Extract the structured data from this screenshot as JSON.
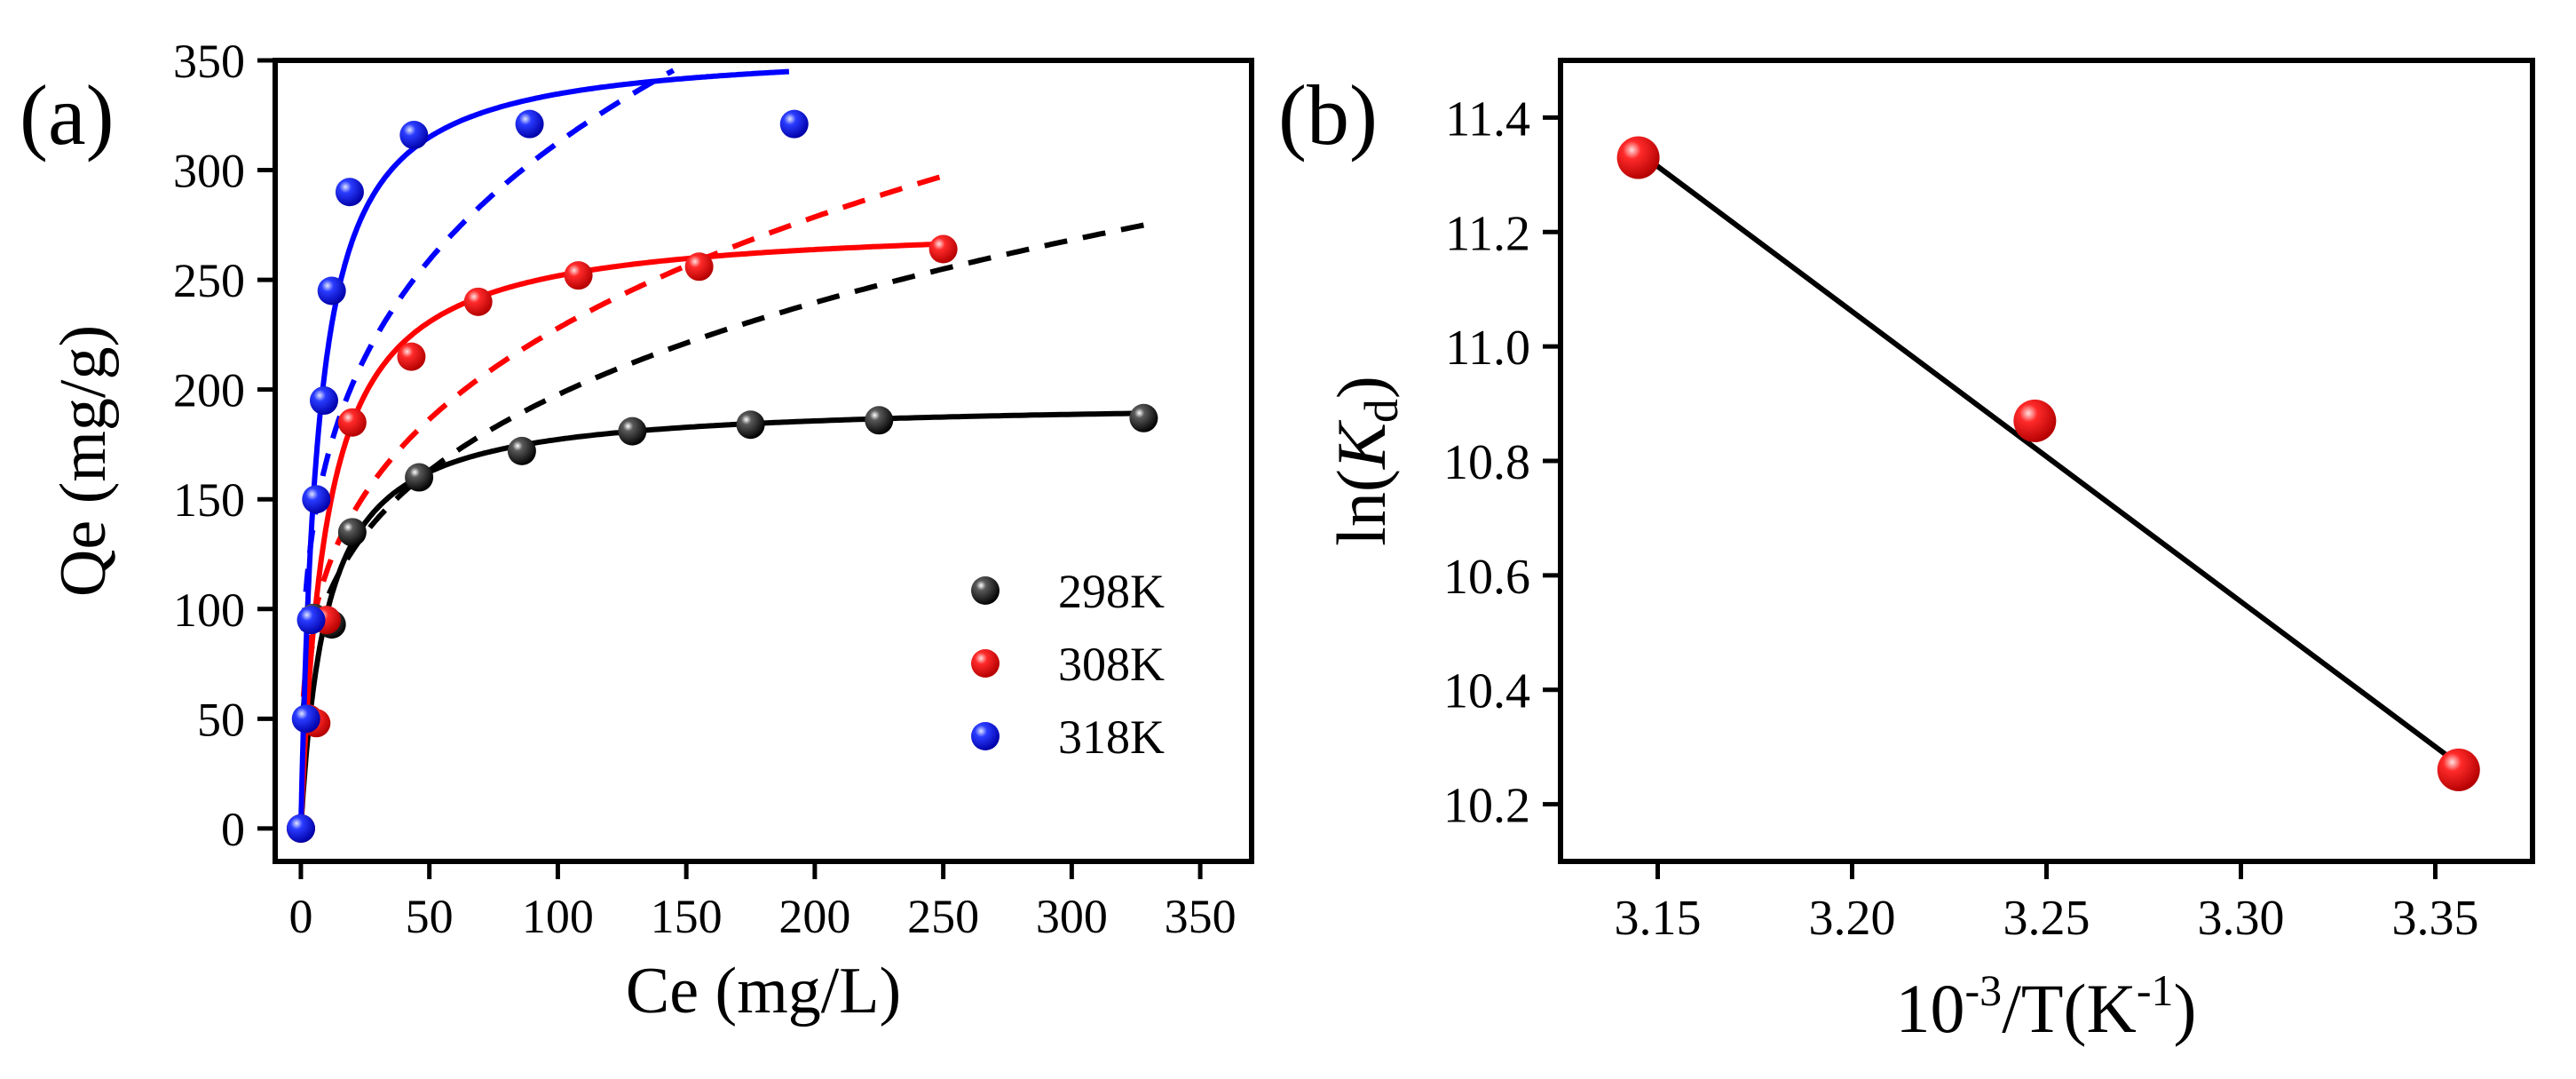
{
  "panels": {
    "a": {
      "label": "(a)"
    },
    "b": {
      "label": "(b)"
    }
  },
  "chart_data": [
    {
      "type": "scatter",
      "panel": "(a)",
      "xlabel": "Ce (mg/L)",
      "ylabel": "Qe (mg/g)",
      "xlim": [
        -10,
        370
      ],
      "ylim": [
        -15,
        350
      ],
      "xticks": [
        "0",
        "50",
        "100",
        "150",
        "200",
        "250",
        "300",
        "350"
      ],
      "xtick_values": [
        0,
        50,
        100,
        150,
        200,
        250,
        300,
        350
      ],
      "yticks": [
        "0",
        "50",
        "100",
        "150",
        "200",
        "250",
        "300",
        "350"
      ],
      "ytick_values": [
        0,
        50,
        100,
        150,
        200,
        250,
        300,
        350
      ],
      "grid": false,
      "legend_position": "bottom-right",
      "series": [
        {
          "name": "298K",
          "color": "#000000",
          "x": [
            0,
            3,
            5,
            12,
            20,
            46,
            86,
            129,
            175,
            225,
            328
          ],
          "y": [
            0,
            50,
            96,
            93,
            135,
            160,
            172,
            181,
            184,
            186,
            187
          ],
          "fit_solid": {
            "qmax": 195,
            "K": 0.1,
            "xmax": 328
          },
          "fit_dashed": {
            "K": 55,
            "n": 3.6,
            "xmax": 328
          }
        },
        {
          "name": "308K",
          "color": "#ff0000",
          "x": [
            0,
            3,
            6,
            10,
            20,
            43,
            69,
            108,
            155,
            250
          ],
          "y": [
            0,
            50,
            48,
            95,
            185,
            215,
            240,
            252,
            256,
            264
          ],
          "fit_solid": {
            "qmax": 277,
            "K": 0.1,
            "xmax": 250
          },
          "fit_dashed": {
            "K": 60,
            "n": 3.45,
            "xmax": 252
          }
        },
        {
          "name": "318K",
          "color": "#0000ff",
          "x": [
            0,
            2,
            4,
            6,
            9,
            12,
            19,
            44,
            89,
            192
          ],
          "y": [
            0,
            50,
            95,
            150,
            195,
            245,
            290,
            316,
            321,
            321
          ],
          "fit_solid": {
            "qmax": 357,
            "K": 0.15,
            "xmax": 190
          },
          "fit_dashed": {
            "K": 90,
            "n": 3.7,
            "xmax": 145
          }
        }
      ]
    },
    {
      "type": "scatter",
      "panel": "(b)",
      "xlabel": "10-3/T(K-1)",
      "ylabel": "ln(Kd)",
      "xlim": [
        3.125,
        3.375
      ],
      "ylim": [
        10.1,
        11.5
      ],
      "xticks": [
        "3.15",
        "3.20",
        "3.25",
        "3.30",
        "3.35"
      ],
      "xtick_values": [
        3.15,
        3.2,
        3.25,
        3.3,
        3.35
      ],
      "yticks": [
        "10.2",
        "10.4",
        "10.6",
        "10.8",
        "11.0",
        "11.2",
        "11.4"
      ],
      "ytick_values": [
        10.2,
        10.4,
        10.6,
        10.8,
        11.0,
        11.2,
        11.4
      ],
      "grid": false,
      "series": [
        {
          "color": "#ff0000",
          "x": [
            3.145,
            3.247,
            3.356
          ],
          "y": [
            11.33,
            10.87,
            10.26
          ]
        }
      ],
      "fit_line": {
        "x": [
          3.145,
          3.356
        ],
        "y": [
          11.34,
          10.27
        ],
        "color": "#000000"
      }
    }
  ]
}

────────

*YOUR GOAL*. Quote the data exactly, leaving every image out of the copy.

*SOLUTION FOR THIS EXERCISE*.
Extract the structured data from this screenshot as JSON.
{
  "panels": {
    "a": {
      "label": "(a)"
    },
    "b": {
      "label": "(b)"
    }
  },
  "chart_data": [
    {
      "type": "scatter",
      "panel": "(a)",
      "xlabel": "Ce (mg/L)",
      "ylabel": "Qe (mg/g)",
      "xlim": [
        -10,
        370
      ],
      "ylim": [
        -15,
        350
      ],
      "xticks": [
        "0",
        "50",
        "100",
        "150",
        "200",
        "250",
        "300",
        "350"
      ],
      "xtick_values": [
        0,
        50,
        100,
        150,
        200,
        250,
        300,
        350
      ],
      "yticks": [
        "0",
        "50",
        "100",
        "150",
        "200",
        "250",
        "300",
        "350"
      ],
      "ytick_values": [
        0,
        50,
        100,
        150,
        200,
        250,
        300,
        350
      ],
      "grid": false,
      "legend_position": "bottom-right",
      "series": [
        {
          "name": "298K",
          "color": "#000000",
          "x": [
            0,
            3,
            5,
            12,
            20,
            46,
            86,
            129,
            175,
            225,
            328
          ],
          "y": [
            0,
            50,
            96,
            93,
            135,
            160,
            172,
            181,
            184,
            186,
            187
          ],
          "fit_solid": {
            "qmax": 195,
            "K": 0.1,
            "xmax": 328
          },
          "fit_dashed": {
            "K": 55,
            "n": 3.6,
            "xmax": 328
          }
        },
        {
          "name": "308K",
          "color": "#ff0000",
          "x": [
            0,
            3,
            6,
            10,
            20,
            43,
            69,
            108,
            155,
            250
          ],
          "y": [
            0,
            50,
            48,
            95,
            185,
            215,
            240,
            252,
            256,
            264
          ],
          "fit_solid": {
            "qmax": 277,
            "K": 0.1,
            "xmax": 250
          },
          "fit_dashed": {
            "K": 60,
            "n": 3.45,
            "xmax": 252
          }
        },
        {
          "name": "318K",
          "color": "#0000ff",
          "x": [
            0,
            2,
            4,
            6,
            9,
            12,
            19,
            44,
            89,
            192
          ],
          "y": [
            0,
            50,
            95,
            150,
            195,
            245,
            290,
            316,
            321,
            321
          ],
          "fit_solid": {
            "qmax": 357,
            "K": 0.15,
            "xmax": 190
          },
          "fit_dashed": {
            "K": 90,
            "n": 3.7,
            "xmax": 145
          }
        }
      ]
    },
    {
      "type": "scatter",
      "panel": "(b)",
      "xlabel": "10-3/T(K-1)",
      "ylabel": "ln(Kd)",
      "xlim": [
        3.125,
        3.375
      ],
      "ylim": [
        10.1,
        11.5
      ],
      "xticks": [
        "3.15",
        "3.20",
        "3.25",
        "3.30",
        "3.35"
      ],
      "xtick_values": [
        3.15,
        3.2,
        3.25,
        3.3,
        3.35
      ],
      "yticks": [
        "10.2",
        "10.4",
        "10.6",
        "10.8",
        "11.0",
        "11.2",
        "11.4"
      ],
      "ytick_values": [
        10.2,
        10.4,
        10.6,
        10.8,
        11.0,
        11.2,
        11.4
      ],
      "grid": false,
      "series": [
        {
          "color": "#ff0000",
          "x": [
            3.145,
            3.247,
            3.356
          ],
          "y": [
            11.33,
            10.87,
            10.26
          ]
        }
      ],
      "fit_line": {
        "x": [
          3.145,
          3.356
        ],
        "y": [
          11.34,
          10.27
        ],
        "color": "#000000"
      }
    }
  ]
}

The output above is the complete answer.